Data for the task:

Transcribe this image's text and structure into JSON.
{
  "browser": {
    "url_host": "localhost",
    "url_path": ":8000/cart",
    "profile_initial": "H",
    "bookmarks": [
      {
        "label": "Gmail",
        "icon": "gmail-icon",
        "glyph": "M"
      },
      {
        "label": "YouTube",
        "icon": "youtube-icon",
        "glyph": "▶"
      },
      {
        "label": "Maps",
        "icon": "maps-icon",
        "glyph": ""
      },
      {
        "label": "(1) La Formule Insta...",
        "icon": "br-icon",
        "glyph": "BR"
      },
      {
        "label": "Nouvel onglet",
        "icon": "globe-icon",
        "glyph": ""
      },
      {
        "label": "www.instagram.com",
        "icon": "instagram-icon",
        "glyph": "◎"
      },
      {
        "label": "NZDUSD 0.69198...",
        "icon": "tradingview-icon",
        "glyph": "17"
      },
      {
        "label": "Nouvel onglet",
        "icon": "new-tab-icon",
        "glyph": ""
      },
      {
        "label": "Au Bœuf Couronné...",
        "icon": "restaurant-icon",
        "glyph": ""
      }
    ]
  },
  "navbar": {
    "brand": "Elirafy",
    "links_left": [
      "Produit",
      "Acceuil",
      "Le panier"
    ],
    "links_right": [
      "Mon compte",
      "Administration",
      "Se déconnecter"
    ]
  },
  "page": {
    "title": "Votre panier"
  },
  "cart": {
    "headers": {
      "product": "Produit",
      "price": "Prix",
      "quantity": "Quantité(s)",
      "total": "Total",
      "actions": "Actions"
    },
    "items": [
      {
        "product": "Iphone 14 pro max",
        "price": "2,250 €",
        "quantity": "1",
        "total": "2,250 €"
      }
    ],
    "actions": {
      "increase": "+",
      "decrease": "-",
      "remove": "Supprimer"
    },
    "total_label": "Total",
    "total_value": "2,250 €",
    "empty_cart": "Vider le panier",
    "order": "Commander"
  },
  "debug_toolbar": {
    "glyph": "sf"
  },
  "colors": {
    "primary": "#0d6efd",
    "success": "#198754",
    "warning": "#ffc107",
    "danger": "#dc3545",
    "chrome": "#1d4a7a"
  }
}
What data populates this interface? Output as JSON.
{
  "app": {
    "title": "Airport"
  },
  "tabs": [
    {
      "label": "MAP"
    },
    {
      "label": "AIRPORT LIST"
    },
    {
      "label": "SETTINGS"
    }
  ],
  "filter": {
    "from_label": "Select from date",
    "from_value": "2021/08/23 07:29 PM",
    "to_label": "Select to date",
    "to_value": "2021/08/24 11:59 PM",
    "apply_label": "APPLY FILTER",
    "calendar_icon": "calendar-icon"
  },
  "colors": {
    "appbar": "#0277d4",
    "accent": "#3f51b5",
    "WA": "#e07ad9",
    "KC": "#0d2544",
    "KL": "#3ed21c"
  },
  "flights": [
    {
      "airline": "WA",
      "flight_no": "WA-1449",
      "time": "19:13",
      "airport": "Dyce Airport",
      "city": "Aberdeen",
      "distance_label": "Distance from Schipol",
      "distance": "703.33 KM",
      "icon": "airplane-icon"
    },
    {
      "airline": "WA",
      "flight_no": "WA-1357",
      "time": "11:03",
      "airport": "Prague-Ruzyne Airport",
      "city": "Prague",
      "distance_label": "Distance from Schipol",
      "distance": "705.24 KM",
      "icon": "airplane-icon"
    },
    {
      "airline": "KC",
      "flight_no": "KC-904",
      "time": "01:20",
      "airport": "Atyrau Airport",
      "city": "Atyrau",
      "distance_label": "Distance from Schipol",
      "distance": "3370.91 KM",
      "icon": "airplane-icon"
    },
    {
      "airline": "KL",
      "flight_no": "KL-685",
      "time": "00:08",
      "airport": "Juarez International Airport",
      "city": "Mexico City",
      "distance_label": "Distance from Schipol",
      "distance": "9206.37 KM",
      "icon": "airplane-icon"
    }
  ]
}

What the exercise asks: Gather all lines with the string "product" from the data.

Task result:
      "product": "Produit",
        "product": "Iphone 14 pro max",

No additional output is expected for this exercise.